[START OF RECORDS FOR THIS TASK]

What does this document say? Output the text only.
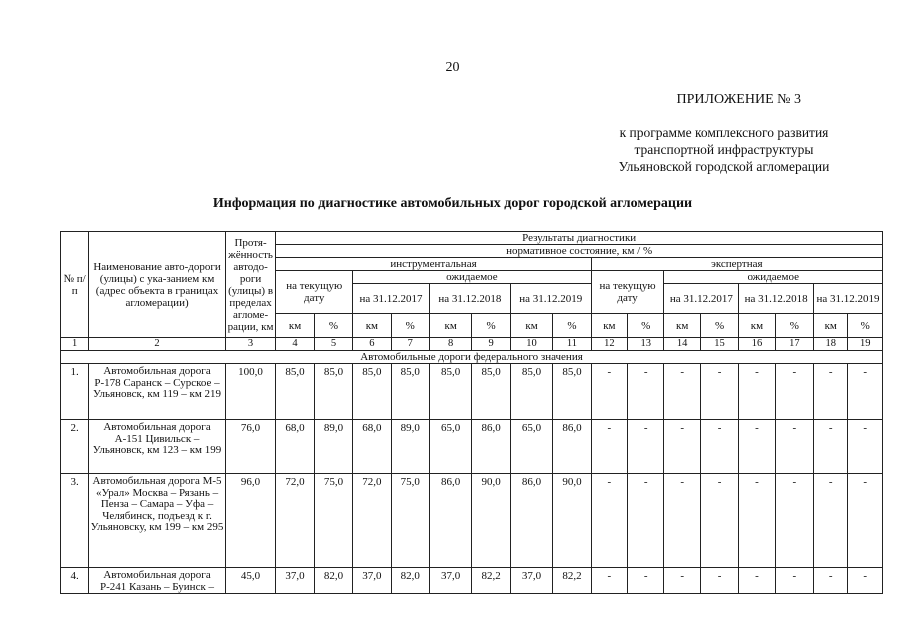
20
ПРИЛОЖЕНИЕ № 3
к программе комплексного развития
транспортной инфраструктуры
Ульяновской городской агломерации
Информация по диагностике автомобильных дорог городской агломерации
№ п/п	Наименование авто-дороги (улицы) с ука-занием км (адрес объекта в границах агломерации)	Протя-жённость автодо-роги (улицы) в пределах агломе-рации, км	Результаты диагностики															
			нормативное состояние, км / %															
			инструментальная								экспертная							
			на текущую дату		ожидаемое						на текущую дату		ожидаемое					
					на 31.12.2017		на 31.12.2018		на 31.12.2019				на 31.12.2017		на 31.12.2018		на 31.12.2019	
			км	%	км	%	км	%	км	%	км	%	км	%	км	%	км	%
1	2	3	4	5	6	7	8	9	10	11	12	13	14	15	16	17	18	19
Автомобильные дороги федерального значения																		
1.	Автомобильная дорога Р-178 Саранск – Сурское – Ульяновск, км 119 – км 219	100,0	85,0	85,0	85,0	85,0	85,0	85,0	85,0	85,0	-	-	-	-	-	-	-	-
2.	Автомобильная дорога А-151 Цивильск – Ульяновск, км 123 – км 199	76,0	68,0	89,0	68,0	89,0	65,0	86,0	65,0	86,0	-	-	-	-	-	-	-	-
3.	Автомобильная дорога М-5 «Урал» Москва – Рязань – Пенза – Самара – Уфа – Челябинск, подъезд к г. Ульяновску, км 199 – км 295	96,0	72,0	75,0	72,0	75,0	86,0	90,0	86,0	90,0	-	-	-	-	-	-	-	-
4.	Автомобильная дорога Р-241 Казань – Буинск –	45,0	37,0	82,0	37,0	82,0	37,0	82,2	37,0	82,2	-	-	-	-	-	-	-	-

[END OF RECORDS FOR THIS TASK]

EXERCISE INSTRUCTIONS:
Your copy should repeat each entry above exactly but contain no pictures.

SOLVED EXERCISE:
What does this document say? Output the text only.
20
ПРИЛОЖЕНИЕ № 3
к программе комплексного развития
транспортной инфраструктуры
Ульяновской городской агломерации
Информация по диагностике автомобильных дорог городской агломерации
№ п/п	Наименование авто-дороги (улицы) с ука-занием км (адрес объекта в границах агломерации)	Протя-жённость автодо-роги (улицы) в пределах агломе-рации, км	Результаты диагностики															
			нормативное состояние, км / %															
			инструментальная								экспертная							
			на текущую дату		ожидаемое						на текущую дату		ожидаемое					
					на 31.12.2017		на 31.12.2018		на 31.12.2019				на 31.12.2017		на 31.12.2018		на 31.12.2019	
			км	%	км	%	км	%	км	%	км	%	км	%	км	%	км	%
1	2	3	4	5	6	7	8	9	10	11	12	13	14	15	16	17	18	19
Автомобильные дороги федерального значения																		
1.	Автомобильная дорога Р-178 Саранск – Сурское – Ульяновск, км 119 – км 219	100,0	85,0	85,0	85,0	85,0	85,0	85,0	85,0	85,0	-	-	-	-	-	-	-	-
2.	Автомобильная дорога А-151 Цивильск – Ульяновск, км 123 – км 199	76,0	68,0	89,0	68,0	89,0	65,0	86,0	65,0	86,0	-	-	-	-	-	-	-	-
3.	Автомобильная дорога М-5 «Урал» Москва – Рязань – Пенза – Самара – Уфа – Челябинск, подъезд к г. Ульяновску, км 199 – км 295	96,0	72,0	75,0	72,0	75,0	86,0	90,0	86,0	90,0	-	-	-	-	-	-	-	-
4.	Автомобильная дорога Р-241 Казань – Буинск –	45,0	37,0	82,0	37,0	82,0	37,0	82,2	37,0	82,2	-	-	-	-	-	-	-	-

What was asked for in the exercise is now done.